(Given request):
Reproduce every line of the listing below word for word, with nothing changed.

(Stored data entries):

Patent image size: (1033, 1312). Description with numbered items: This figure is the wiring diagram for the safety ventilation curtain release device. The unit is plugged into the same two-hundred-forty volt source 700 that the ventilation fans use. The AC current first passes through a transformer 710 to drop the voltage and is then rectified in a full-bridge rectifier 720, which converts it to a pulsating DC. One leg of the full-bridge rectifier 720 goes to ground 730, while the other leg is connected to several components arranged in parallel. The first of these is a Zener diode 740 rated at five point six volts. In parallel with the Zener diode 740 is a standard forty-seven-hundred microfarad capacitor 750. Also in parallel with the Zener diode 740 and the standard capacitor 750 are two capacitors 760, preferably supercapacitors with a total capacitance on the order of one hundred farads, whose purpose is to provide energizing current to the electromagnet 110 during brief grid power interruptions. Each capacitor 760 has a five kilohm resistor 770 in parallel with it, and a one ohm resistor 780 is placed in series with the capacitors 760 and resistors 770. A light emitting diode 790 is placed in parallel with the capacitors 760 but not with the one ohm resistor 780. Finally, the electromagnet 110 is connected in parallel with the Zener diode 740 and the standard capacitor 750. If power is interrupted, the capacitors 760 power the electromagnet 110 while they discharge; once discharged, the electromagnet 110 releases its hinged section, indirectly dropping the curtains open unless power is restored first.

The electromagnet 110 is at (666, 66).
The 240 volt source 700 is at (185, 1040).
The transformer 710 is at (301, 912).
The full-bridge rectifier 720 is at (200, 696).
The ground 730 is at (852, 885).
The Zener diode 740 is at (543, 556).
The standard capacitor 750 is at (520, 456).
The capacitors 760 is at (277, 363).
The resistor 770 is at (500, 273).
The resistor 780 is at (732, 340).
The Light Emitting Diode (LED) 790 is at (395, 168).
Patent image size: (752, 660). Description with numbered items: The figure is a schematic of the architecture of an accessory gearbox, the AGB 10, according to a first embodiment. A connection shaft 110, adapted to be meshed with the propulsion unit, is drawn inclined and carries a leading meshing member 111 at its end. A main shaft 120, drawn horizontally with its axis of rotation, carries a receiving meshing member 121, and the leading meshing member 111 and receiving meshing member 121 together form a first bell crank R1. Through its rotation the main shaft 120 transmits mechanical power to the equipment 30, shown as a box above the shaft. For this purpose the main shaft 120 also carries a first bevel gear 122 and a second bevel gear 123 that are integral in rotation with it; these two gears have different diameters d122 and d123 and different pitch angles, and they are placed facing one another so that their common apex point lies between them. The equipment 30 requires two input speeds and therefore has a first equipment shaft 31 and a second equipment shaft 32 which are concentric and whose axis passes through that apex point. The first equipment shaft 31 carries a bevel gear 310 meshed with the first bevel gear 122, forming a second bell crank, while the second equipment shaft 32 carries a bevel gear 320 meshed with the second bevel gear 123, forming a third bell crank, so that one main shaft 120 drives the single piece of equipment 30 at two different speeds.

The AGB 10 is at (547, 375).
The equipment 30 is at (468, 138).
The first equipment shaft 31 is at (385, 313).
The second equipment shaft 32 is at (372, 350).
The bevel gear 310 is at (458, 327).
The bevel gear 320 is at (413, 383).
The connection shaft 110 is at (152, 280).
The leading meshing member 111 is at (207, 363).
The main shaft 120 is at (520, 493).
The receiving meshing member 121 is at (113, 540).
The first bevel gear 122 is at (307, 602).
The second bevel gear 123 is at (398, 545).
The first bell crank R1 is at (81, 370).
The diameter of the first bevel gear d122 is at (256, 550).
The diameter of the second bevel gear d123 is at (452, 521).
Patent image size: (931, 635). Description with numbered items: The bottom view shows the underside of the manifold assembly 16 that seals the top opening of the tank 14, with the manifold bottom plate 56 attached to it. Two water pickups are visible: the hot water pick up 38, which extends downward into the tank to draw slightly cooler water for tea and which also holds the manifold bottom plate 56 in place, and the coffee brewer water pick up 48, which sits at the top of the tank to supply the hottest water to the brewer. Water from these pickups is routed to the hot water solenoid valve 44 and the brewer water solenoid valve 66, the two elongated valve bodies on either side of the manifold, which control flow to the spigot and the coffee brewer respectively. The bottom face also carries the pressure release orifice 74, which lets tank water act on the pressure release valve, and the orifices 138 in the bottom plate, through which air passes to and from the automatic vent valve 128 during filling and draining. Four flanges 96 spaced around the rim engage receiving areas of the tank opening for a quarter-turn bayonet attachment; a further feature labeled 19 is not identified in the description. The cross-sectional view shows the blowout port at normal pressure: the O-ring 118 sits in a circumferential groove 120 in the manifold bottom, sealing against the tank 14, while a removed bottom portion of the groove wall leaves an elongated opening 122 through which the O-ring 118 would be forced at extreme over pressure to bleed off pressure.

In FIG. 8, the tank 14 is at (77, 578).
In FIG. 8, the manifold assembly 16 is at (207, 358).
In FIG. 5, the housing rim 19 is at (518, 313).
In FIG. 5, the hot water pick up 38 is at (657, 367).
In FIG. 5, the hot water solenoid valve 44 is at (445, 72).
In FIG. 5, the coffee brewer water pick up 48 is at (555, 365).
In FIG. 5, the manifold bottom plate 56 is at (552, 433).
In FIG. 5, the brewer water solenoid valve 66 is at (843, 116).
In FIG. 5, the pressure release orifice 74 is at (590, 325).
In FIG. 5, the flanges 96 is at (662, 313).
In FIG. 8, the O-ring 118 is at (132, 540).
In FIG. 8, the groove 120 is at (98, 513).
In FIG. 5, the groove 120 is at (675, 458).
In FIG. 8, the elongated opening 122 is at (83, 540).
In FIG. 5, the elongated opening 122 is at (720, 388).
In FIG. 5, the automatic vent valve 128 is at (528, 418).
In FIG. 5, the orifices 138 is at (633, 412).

(Written response):
Patent image size: (1033, 1312). Description with numbered items: This figure is the wiring diagram for the safety ventilation curtain release device. The unit is plugged into the same two-hundred-forty volt source 700 that the ventilation fans use. The AC current first passes through a transformer 710 to drop the voltage and is then rectified in a full-bridge rectifier 720, which converts it to a pulsating DC. One leg of the full-bridge rectifier 720 goes to ground 730, while the other leg is connected to several components arranged in parallel. The first of these is a Zener diode 740 rated at five point six volts. In parallel with the Zener diode 740 is a standard forty-seven-hundred microfarad capacitor 750. Also in parallel with the Zener diode 740 and the standard capacitor 750 are two capacitors 760, preferably supercapacitors with a total capacitance on the order of one hundred farads, whose purpose is to provide energizing current to the electromagnet 110 during brief grid power interruptions. Each capacitor 760 has a five kilohm resistor 770 in parallel with it, and a one ohm resistor 780 is placed in series with the capacitors 760 and resistors 770. A light emitting diode 790 is placed in parallel with the capacitors 760 but not with the one ohm resistor 780. Finally, the electromagnet 110 is connected in parallel with the Zener diode 740 and the standard capacitor 750. If power is interrupted, the capacitors 760 power the electromagnet 110 while they discharge; once discharged, the electromagnet 110 releases its hinged section, indirectly dropping the curtains open unless power is restored first.

The electromagnet 110 is at (666, 66).
The 240 volt source 700 is at (185, 1040).
The transformer 710 is at (301, 912).
The full-bridge rectifier 720 is at (200, 696).
The ground 730 is at (852, 885).
The Zener diode 740 is at (543, 556).
The standard capacitor 750 is at (520, 456).
The capacitors 760 is at (277, 363).
The resistor 770 is at (500, 273).
The resistor 780 is at (732, 340).
The Light Emitting Diode (LED) 790 is at (395, 168).
Patent image size: (752, 660). Description with numbered items: The figure is a schematic of the architecture of an accessory gearbox, the AGB 10, according to a first embodiment. A connection shaft 110, adapted to be meshed with the propulsion unit, is drawn inclined and carries a leading meshing member 111 at its end. A main shaft 120, drawn horizontally with its axis of rotation, carries a receiving meshing member 121, and the leading meshing member 111 and receiving meshing member 121 together form a first bell crank R1. Through its rotation the main shaft 120 transmits mechanical power to the equipment 30, shown as a box above the shaft. For this purpose the main shaft 120 also carries a first bevel gear 122 and a second bevel gear 123 that are integral in rotation with it; these two gears have different diameters d122 and d123 and different pitch angles, and they are placed facing one another so that their common apex point lies between them. The equipment 30 requires two input speeds and therefore has a first equipment shaft 31 and a second equipment shaft 32 which are concentric and whose axis passes through that apex point. The first equipment shaft 31 carries a bevel gear 310 meshed with the first bevel gear 122, forming a second bell crank, while the second equipment shaft 32 carries a bevel gear 320 meshed with the second bevel gear 123, forming a third bell crank, so that one main shaft 120 drives the single piece of equipment 30 at two different speeds.

The AGB 10 is at (547, 375).
The equipment 30 is at (468, 138).
The first equipment shaft 31 is at (385, 313).
The second equipment shaft 32 is at (372, 350).
The bevel gear 310 is at (458, 327).
The bevel gear 320 is at (413, 383).
The connection shaft 110 is at (152, 280).
The leading meshing member 111 is at (207, 363).
The main shaft 120 is at (520, 493).
The receiving meshing member 121 is at (113, 540).
The first bevel gear 122 is at (307, 602).
The second bevel gear 123 is at (398, 545).
The first bell crank R1 is at (81, 370).
The diameter of the first bevel gear d122 is at (256, 550).
The diameter of the second bevel gear d123 is at (452, 521).
Patent image size: (931, 635). Description with numbered items: The bottom view shows the underside of the manifold assembly 16 that seals the top opening of the tank 14, with the manifold bottom plate 56 attached to it. Two water pickups are visible: the hot water pick up 38, which extends downward into the tank to draw slightly cooler water for tea and which also holds the manifold bottom plate 56 in place, and the coffee brewer water pick up 48, which sits at the top of the tank to supply the hottest water to the brewer. Water from these pickups is routed to the hot water solenoid valve 44 and the brewer water solenoid valve 66, the two elongated valve bodies on either side of the manifold, which control flow to the spigot and the coffee brewer respectively. The bottom face also carries the pressure release orifice 74, which lets tank water act on the pressure release valve, and the orifices 138 in the bottom plate, through which air passes to and from the automatic vent valve 128 during filling and draining. Four flanges 96 spaced around the rim engage receiving areas of the tank opening for a quarter-turn bayonet attachment; a further feature labeled 19 is not identified in the description. The cross-sectional view shows the blowout port at normal pressure: the O-ring 118 sits in a circumferential groove 120 in the manifold bottom, sealing against the tank 14, while a removed bottom portion of the groove wall leaves an elongated opening 122 through which the O-ring 118 would be forced at extreme over pressure to bleed off pressure.

In FIG. 8, the tank 14 is at (77, 578).
In FIG. 8, the manifold assembly 16 is at (207, 358).
In FIG. 5, the housing rim 19 is at (518, 313).
In FIG. 5, the hot water pick up 38 is at (657, 367).
In FIG. 5, the hot water solenoid valve 44 is at (445, 72).
In FIG. 5, the coffee brewer water pick up 48 is at (555, 365).
In FIG. 5, the manifold bottom plate 56 is at (552, 433).
In FIG. 5, the brewer water solenoid valve 66 is at (843, 116).
In FIG. 5, the pressure release orifice 74 is at (590, 325).
In FIG. 5, the flanges 96 is at (662, 313).
In FIG. 8, the O-ring 118 is at (132, 540).
In FIG. 8, the groove 120 is at (98, 513).
In FIG. 5, the groove 120 is at (675, 458).
In FIG. 8, the elongated opening 122 is at (83, 540).
In FIG. 5, the elongated opening 122 is at (720, 388).
In FIG. 5, the automatic vent valve 128 is at (528, 418).
In FIG. 5, the orifices 138 is at (633, 412).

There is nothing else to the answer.